------ PASSAGE PROVIDED ------
JP7473796B2 - Rubber composition - Google Patents

Description

The present invention relates to a rubber composition suitable for bead insulation.

Bead cores are placed at both ends of the radially inner side of the pneumatic tire. The bead core is composed of a bead wire and bead insulation rubber that covers it, and the bead core is formed by wrapping the bead wire around the tire circumferentially multiple times and covering it with bead cover rubber.

The bead core is an important component that fits the pneumatic tire onto the rim, and it is important that it maintains the specified shape during vulcanization molding. However, bead cores, which are mainly composed of wound bead wires, have high rigidity, and when the bead core expands during vulcanization molding, the arrangement of the bead wires can be disrupted, causing a tire defect known as bead collapse. For this reason, a large amount of filler is blended into the rubber composition used for bead insulation to increase the rigidity of the bead insulation rubber. However, blending a large amount of filler increases the viscosity of the rubber composition, which reduces the processability of coating the bead wires, etc.

Patent Document 1 proposes that a tire bead insulation rubber composition, which is made by blending a specific rubber component, carbon black, with a resin solution consisting of a novolac-type phenolic resin and a curing agent, maintains low viscosity during insulation work and has good processability. However, this rubber composition does not necessarily sufficiently suppress bead collapse during vulcanization molding, and further improvements were required.
------ RECORDED INFORMATION ------
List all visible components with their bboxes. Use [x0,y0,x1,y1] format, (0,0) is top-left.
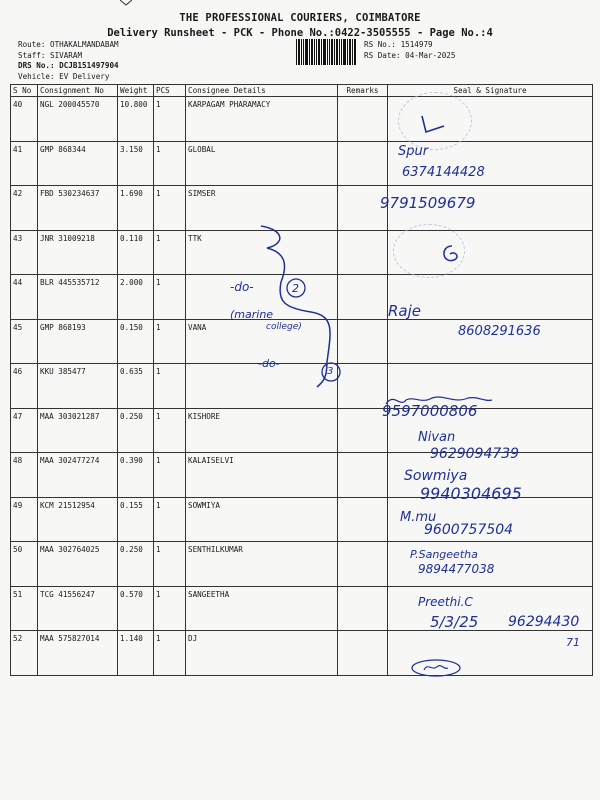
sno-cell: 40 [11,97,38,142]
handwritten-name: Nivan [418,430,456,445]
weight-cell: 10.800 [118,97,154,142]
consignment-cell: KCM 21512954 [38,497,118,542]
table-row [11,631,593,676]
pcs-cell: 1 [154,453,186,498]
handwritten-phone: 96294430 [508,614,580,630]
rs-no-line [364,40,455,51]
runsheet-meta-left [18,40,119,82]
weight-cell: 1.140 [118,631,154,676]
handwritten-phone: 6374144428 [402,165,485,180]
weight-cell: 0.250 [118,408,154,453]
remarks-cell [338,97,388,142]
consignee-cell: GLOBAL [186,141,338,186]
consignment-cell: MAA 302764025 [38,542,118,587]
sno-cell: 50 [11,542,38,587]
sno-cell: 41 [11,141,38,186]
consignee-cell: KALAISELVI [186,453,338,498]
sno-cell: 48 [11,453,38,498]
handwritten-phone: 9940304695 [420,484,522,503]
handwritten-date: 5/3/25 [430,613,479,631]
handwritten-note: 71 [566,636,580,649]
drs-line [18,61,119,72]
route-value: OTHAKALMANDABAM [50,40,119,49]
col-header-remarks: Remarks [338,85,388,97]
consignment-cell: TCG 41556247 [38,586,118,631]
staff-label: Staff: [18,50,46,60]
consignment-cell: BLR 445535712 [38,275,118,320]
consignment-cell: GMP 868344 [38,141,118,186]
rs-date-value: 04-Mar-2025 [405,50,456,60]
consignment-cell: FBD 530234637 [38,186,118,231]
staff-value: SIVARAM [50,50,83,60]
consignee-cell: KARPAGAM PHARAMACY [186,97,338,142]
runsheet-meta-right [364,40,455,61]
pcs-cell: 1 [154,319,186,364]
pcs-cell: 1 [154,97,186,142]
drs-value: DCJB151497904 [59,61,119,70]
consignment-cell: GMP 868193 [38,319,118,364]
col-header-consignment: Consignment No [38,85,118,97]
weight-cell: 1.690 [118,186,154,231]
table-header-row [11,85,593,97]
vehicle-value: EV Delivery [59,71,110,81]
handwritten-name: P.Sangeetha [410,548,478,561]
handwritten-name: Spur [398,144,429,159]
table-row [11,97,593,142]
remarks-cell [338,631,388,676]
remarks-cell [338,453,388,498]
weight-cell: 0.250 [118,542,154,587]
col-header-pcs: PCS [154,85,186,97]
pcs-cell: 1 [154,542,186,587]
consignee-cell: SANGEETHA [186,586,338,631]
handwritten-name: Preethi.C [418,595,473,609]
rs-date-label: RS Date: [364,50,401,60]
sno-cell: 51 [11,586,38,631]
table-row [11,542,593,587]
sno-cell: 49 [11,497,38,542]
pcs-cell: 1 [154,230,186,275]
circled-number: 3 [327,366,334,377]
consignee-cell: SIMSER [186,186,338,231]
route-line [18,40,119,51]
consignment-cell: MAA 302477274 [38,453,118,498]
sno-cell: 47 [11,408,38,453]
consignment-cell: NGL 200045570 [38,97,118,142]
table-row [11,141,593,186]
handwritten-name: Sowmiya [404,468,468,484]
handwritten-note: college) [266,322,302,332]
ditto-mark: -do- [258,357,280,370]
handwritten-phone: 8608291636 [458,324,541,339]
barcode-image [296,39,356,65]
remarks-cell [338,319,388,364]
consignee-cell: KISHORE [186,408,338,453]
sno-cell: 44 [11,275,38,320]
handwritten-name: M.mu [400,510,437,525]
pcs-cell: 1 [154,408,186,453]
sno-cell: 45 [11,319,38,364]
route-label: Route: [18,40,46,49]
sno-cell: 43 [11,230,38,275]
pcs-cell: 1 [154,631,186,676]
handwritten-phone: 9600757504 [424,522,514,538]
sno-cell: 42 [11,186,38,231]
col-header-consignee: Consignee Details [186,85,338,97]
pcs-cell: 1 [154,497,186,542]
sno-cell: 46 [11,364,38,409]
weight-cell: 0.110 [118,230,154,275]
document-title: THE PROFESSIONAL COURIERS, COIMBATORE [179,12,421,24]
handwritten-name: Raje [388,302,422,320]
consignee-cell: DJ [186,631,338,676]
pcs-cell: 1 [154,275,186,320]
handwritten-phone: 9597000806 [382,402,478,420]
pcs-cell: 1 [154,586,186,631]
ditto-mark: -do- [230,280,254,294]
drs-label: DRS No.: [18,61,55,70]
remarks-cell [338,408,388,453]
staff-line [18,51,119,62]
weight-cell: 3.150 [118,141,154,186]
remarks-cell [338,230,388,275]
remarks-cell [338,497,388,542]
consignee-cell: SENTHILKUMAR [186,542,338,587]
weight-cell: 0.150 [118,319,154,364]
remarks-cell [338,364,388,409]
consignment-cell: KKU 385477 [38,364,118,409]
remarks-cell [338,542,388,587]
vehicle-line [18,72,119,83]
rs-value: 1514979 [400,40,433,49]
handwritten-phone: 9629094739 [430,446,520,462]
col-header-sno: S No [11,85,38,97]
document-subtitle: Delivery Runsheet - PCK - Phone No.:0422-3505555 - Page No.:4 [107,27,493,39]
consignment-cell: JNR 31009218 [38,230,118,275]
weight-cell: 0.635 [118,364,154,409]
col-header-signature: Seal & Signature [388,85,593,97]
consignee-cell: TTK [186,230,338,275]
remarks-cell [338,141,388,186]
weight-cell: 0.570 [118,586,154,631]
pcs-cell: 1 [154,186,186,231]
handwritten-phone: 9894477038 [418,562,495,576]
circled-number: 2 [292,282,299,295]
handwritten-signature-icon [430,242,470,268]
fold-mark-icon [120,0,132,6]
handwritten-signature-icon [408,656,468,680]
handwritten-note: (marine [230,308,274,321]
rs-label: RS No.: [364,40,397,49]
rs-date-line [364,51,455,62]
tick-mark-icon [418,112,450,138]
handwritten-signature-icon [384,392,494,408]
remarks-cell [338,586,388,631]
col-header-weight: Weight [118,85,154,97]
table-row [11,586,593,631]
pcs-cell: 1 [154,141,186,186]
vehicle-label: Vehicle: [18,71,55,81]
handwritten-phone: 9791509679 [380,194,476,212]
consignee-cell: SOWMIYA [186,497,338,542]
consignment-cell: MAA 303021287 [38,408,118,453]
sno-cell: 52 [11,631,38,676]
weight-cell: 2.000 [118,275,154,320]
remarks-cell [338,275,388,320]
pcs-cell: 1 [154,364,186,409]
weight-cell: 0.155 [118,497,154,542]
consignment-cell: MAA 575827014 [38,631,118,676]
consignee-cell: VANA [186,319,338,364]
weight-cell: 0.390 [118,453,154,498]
------
------ RECORDED INFORMATION ------
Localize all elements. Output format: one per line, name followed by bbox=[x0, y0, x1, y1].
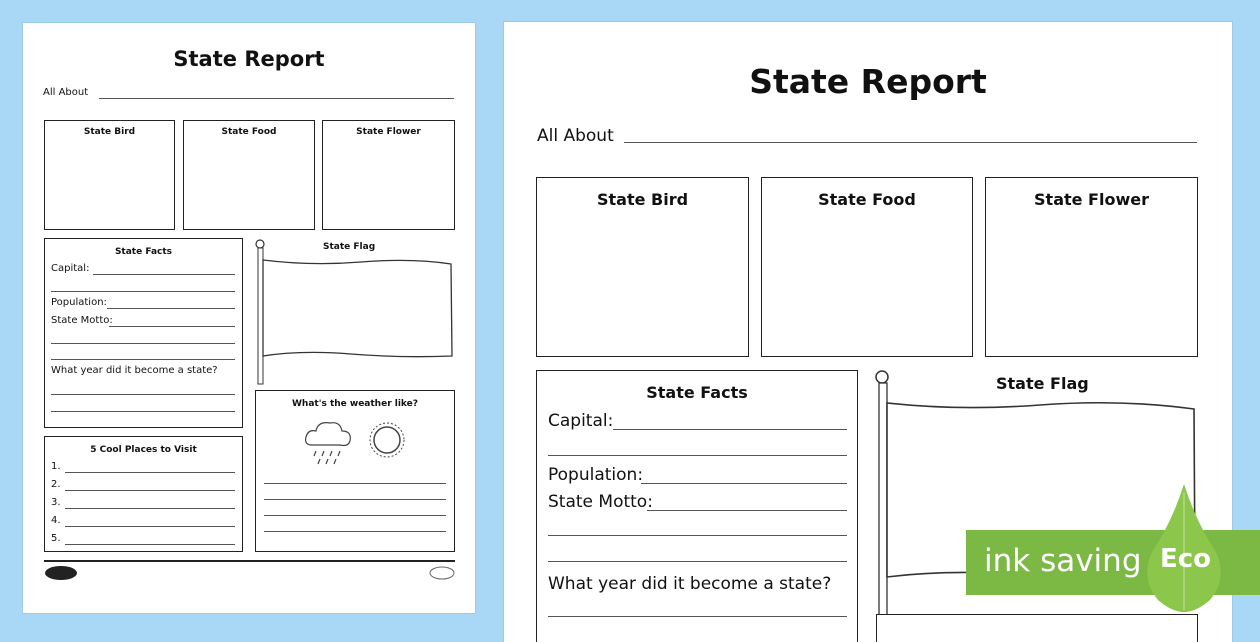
------
## EXERCISE 1:
In the patent description, what tire defect can occur when the bead wires become disordered during vulcanization molding?
## EXERCISE 2:
In two sentences, summarize the patent description.

## CORRECT OUTPUT 1:
Bead collapse.

## CORRECT OUTPUT 2:
The patent description concerns a rubber composition suited to bead insulation, the rubber that covers the bead wires forming the bead cores that fit a pneumatic tire onto the rim. A large amount of filler is blended into this rubber to raise its rigidity and prevent bead collapse during vulcanization molding, but this raises viscosity and reduces processability, and an earlier proposal using a novolac-type phenolic resin solution kept viscosity low but did not necessarily suppress bead collapse sufficiently.